**What you have to do:** Extract the lines that carry the string "true" from the listing.

**Provided records:**
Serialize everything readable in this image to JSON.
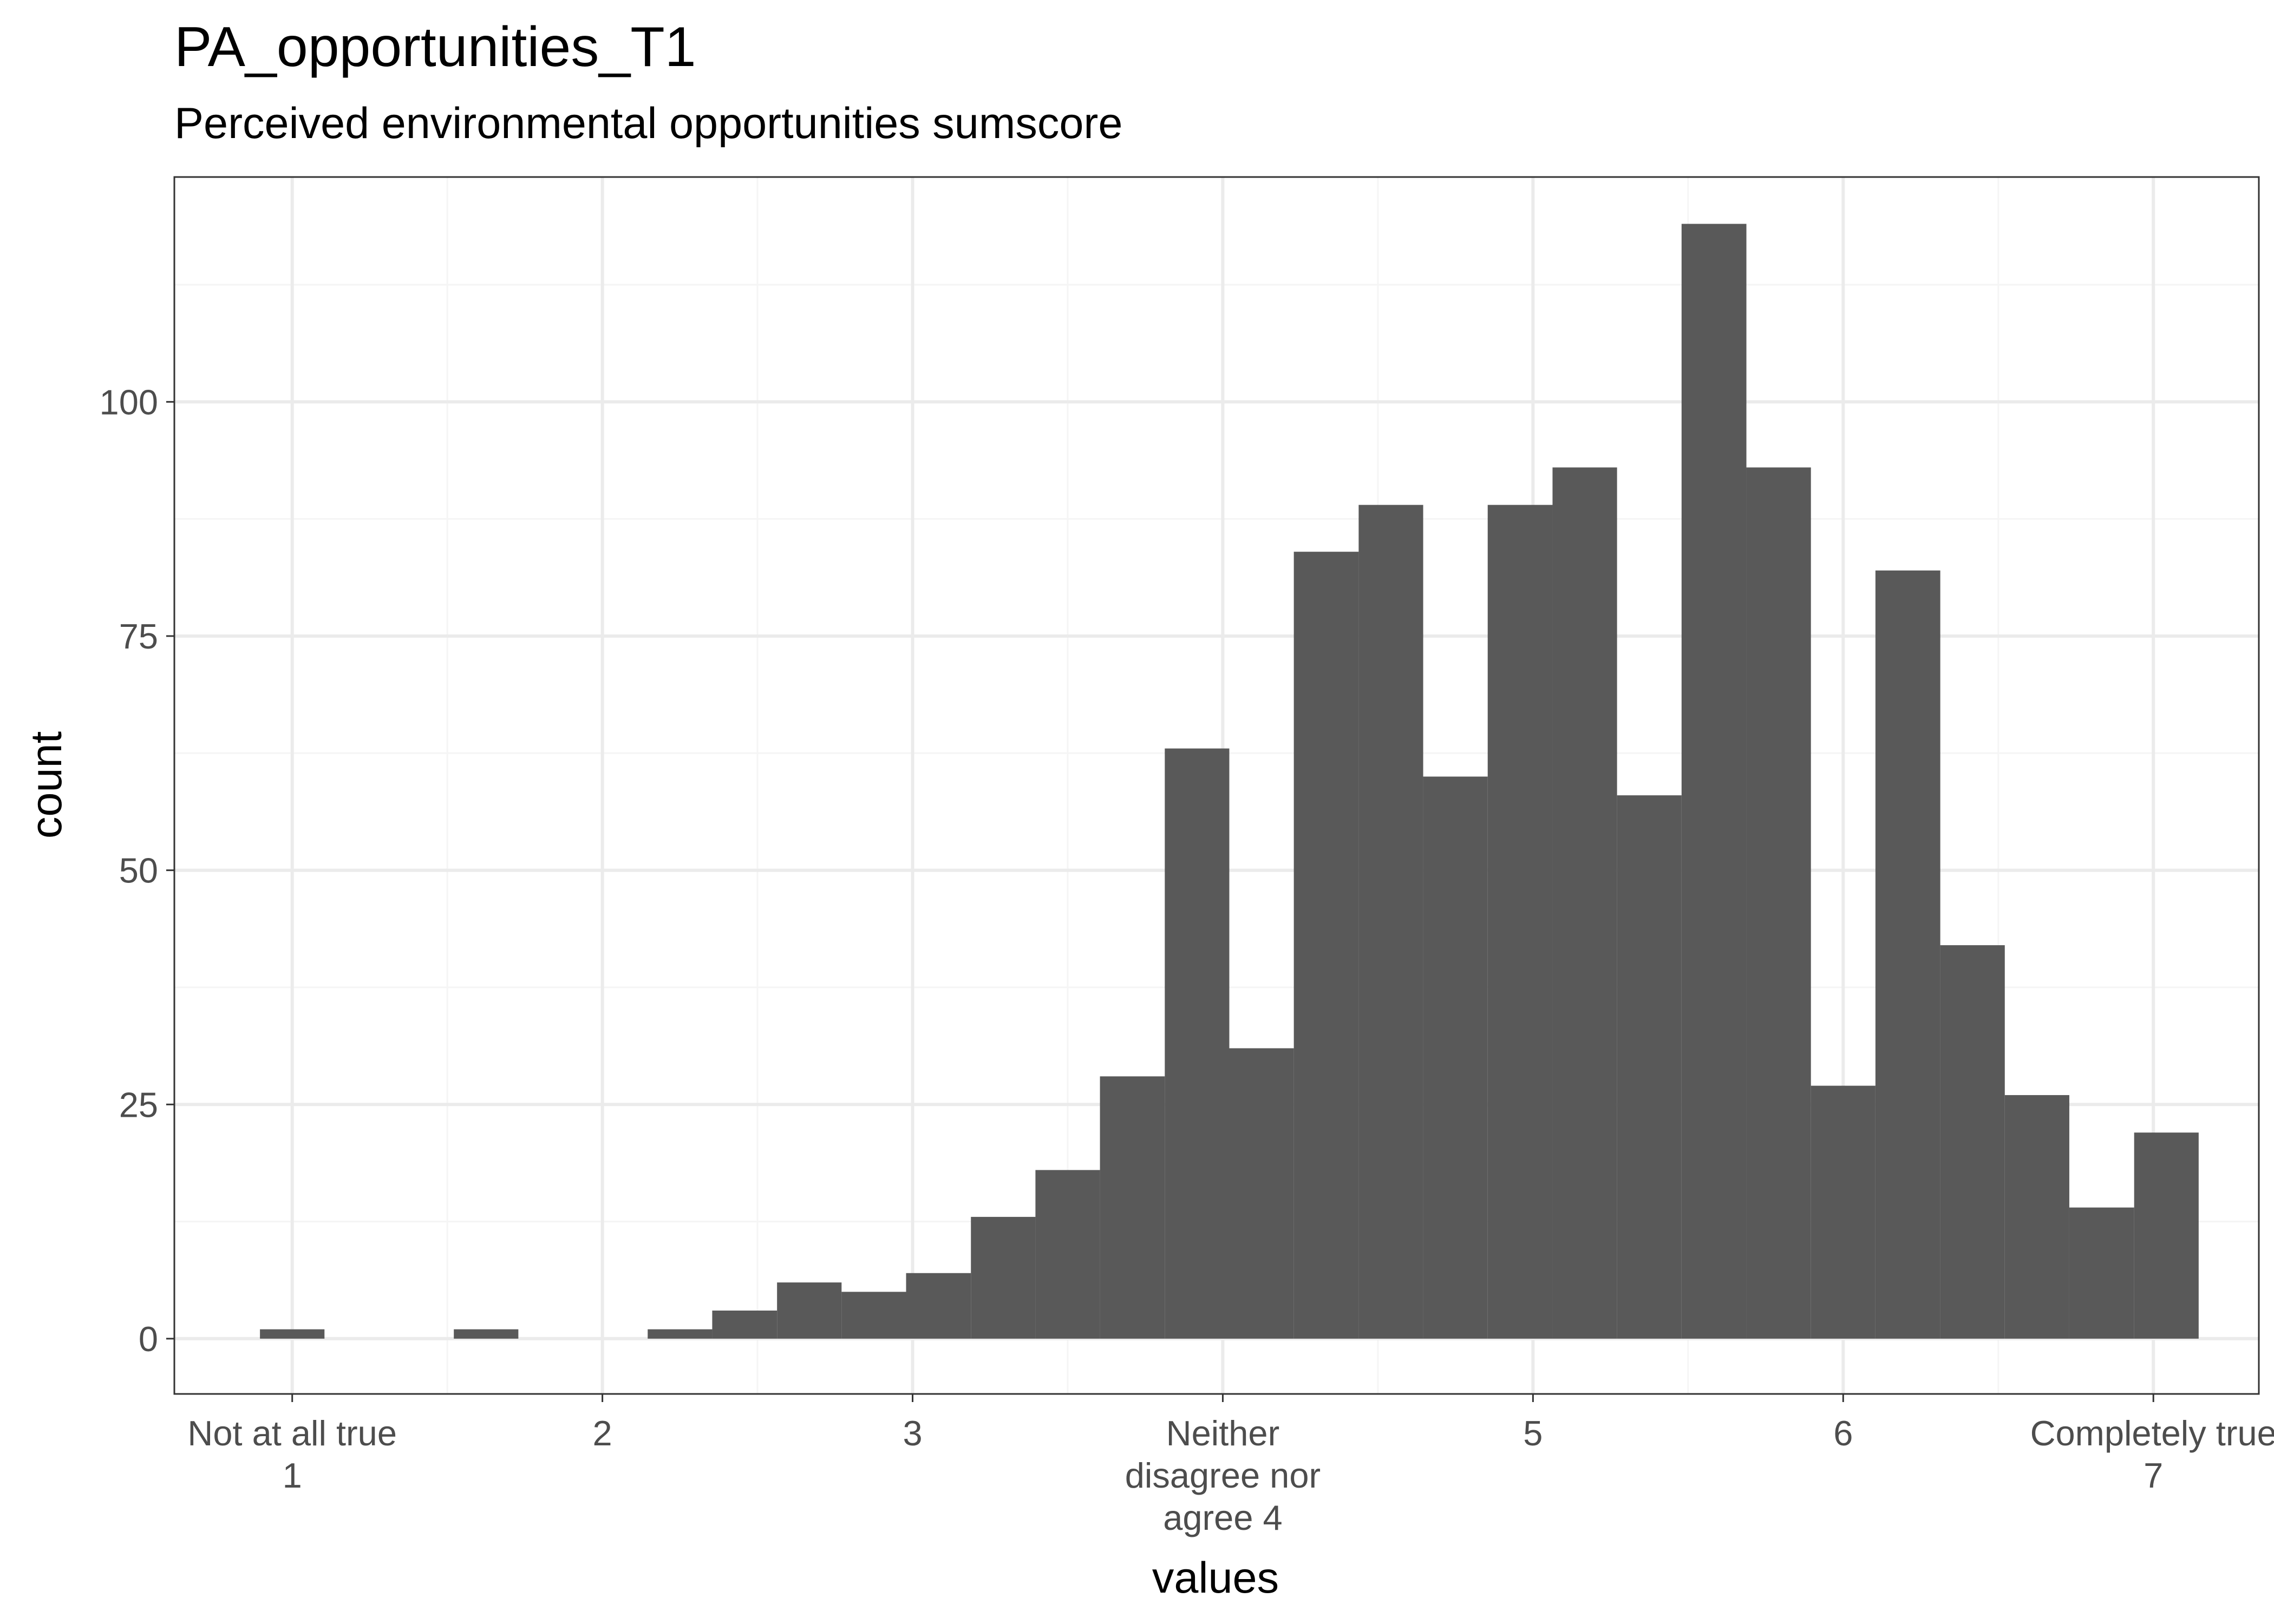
{
  "chart_data": {
    "type": "bar",
    "title": "PA_opportunities_T1",
    "subtitle": "Perceived environmental opportunities sumscore",
    "xlabel": "values",
    "ylabel": "count",
    "xlim": [
      0.62,
      7.34
    ],
    "ylim": [
      -5.9,
      124.0
    ],
    "x_ticks": [
      {
        "value": 1,
        "lines": [
          "Not at all true",
          "1"
        ]
      },
      {
        "value": 2,
        "lines": [
          "2"
        ]
      },
      {
        "value": 3,
        "lines": [
          "3"
        ]
      },
      {
        "value": 4,
        "lines": [
          "Neither",
          "disagree nor",
          "agree 4"
        ]
      },
      {
        "value": 5,
        "lines": [
          "5"
        ]
      },
      {
        "value": 6,
        "lines": [
          "6"
        ]
      },
      {
        "value": 7,
        "lines": [
          "Completely true",
          "7"
        ]
      }
    ],
    "y_ticks": [
      0,
      25,
      50,
      75,
      100
    ],
    "y_minor_ticks": [
      12.5,
      37.5,
      62.5,
      87.5,
      112.5
    ],
    "x_minor_ticks": [
      1.5,
      2.5,
      3.5,
      4.5,
      5.5,
      6.5
    ],
    "grid": true,
    "bin_width": 0.2083,
    "bars": [
      {
        "x0": 0.896,
        "x1": 1.104,
        "count": 1
      },
      {
        "x0": 1.104,
        "x1": 1.313,
        "count": 0
      },
      {
        "x0": 1.313,
        "x1": 1.521,
        "count": 0
      },
      {
        "x0": 1.521,
        "x1": 1.729,
        "count": 1
      },
      {
        "x0": 1.729,
        "x1": 1.938,
        "count": 0
      },
      {
        "x0": 1.938,
        "x1": 2.146,
        "count": 0
      },
      {
        "x0": 2.146,
        "x1": 2.354,
        "count": 1
      },
      {
        "x0": 2.354,
        "x1": 2.563,
        "count": 3
      },
      {
        "x0": 2.563,
        "x1": 2.771,
        "count": 6
      },
      {
        "x0": 2.771,
        "x1": 2.979,
        "count": 5
      },
      {
        "x0": 2.979,
        "x1": 3.188,
        "count": 7
      },
      {
        "x0": 3.188,
        "x1": 3.396,
        "count": 13
      },
      {
        "x0": 3.396,
        "x1": 3.604,
        "count": 18
      },
      {
        "x0": 3.604,
        "x1": 3.813,
        "count": 28
      },
      {
        "x0": 3.813,
        "x1": 4.021,
        "count": 63
      },
      {
        "x0": 4.021,
        "x1": 4.229,
        "count": 31
      },
      {
        "x0": 4.229,
        "x1": 4.438,
        "count": 84
      },
      {
        "x0": 4.438,
        "x1": 4.646,
        "count": 89
      },
      {
        "x0": 4.646,
        "x1": 4.854,
        "count": 60
      },
      {
        "x0": 4.854,
        "x1": 5.063,
        "count": 89
      },
      {
        "x0": 5.063,
        "x1": 5.271,
        "count": 93
      },
      {
        "x0": 5.271,
        "x1": 5.479,
        "count": 58
      },
      {
        "x0": 5.479,
        "x1": 5.688,
        "count": 119
      },
      {
        "x0": 5.688,
        "x1": 5.896,
        "count": 93
      },
      {
        "x0": 5.896,
        "x1": 6.104,
        "count": 27
      },
      {
        "x0": 6.104,
        "x1": 6.313,
        "count": 82
      },
      {
        "x0": 6.313,
        "x1": 6.521,
        "count": 42
      },
      {
        "x0": 6.521,
        "x1": 6.729,
        "count": 26
      },
      {
        "x0": 6.729,
        "x1": 6.938,
        "count": 14
      },
      {
        "x0": 6.938,
        "x1": 7.146,
        "count": 22
      }
    ],
    "colors": {
      "bar": "#595959",
      "grid_major": "#ebebeb",
      "grid_minor": "#f5f5f5",
      "panel_border": "#333333",
      "tick_text": "#4d4d4d"
    }
  }
}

**Written answer:**
          "Not at all true",
          "Completely true",
    "grid": true,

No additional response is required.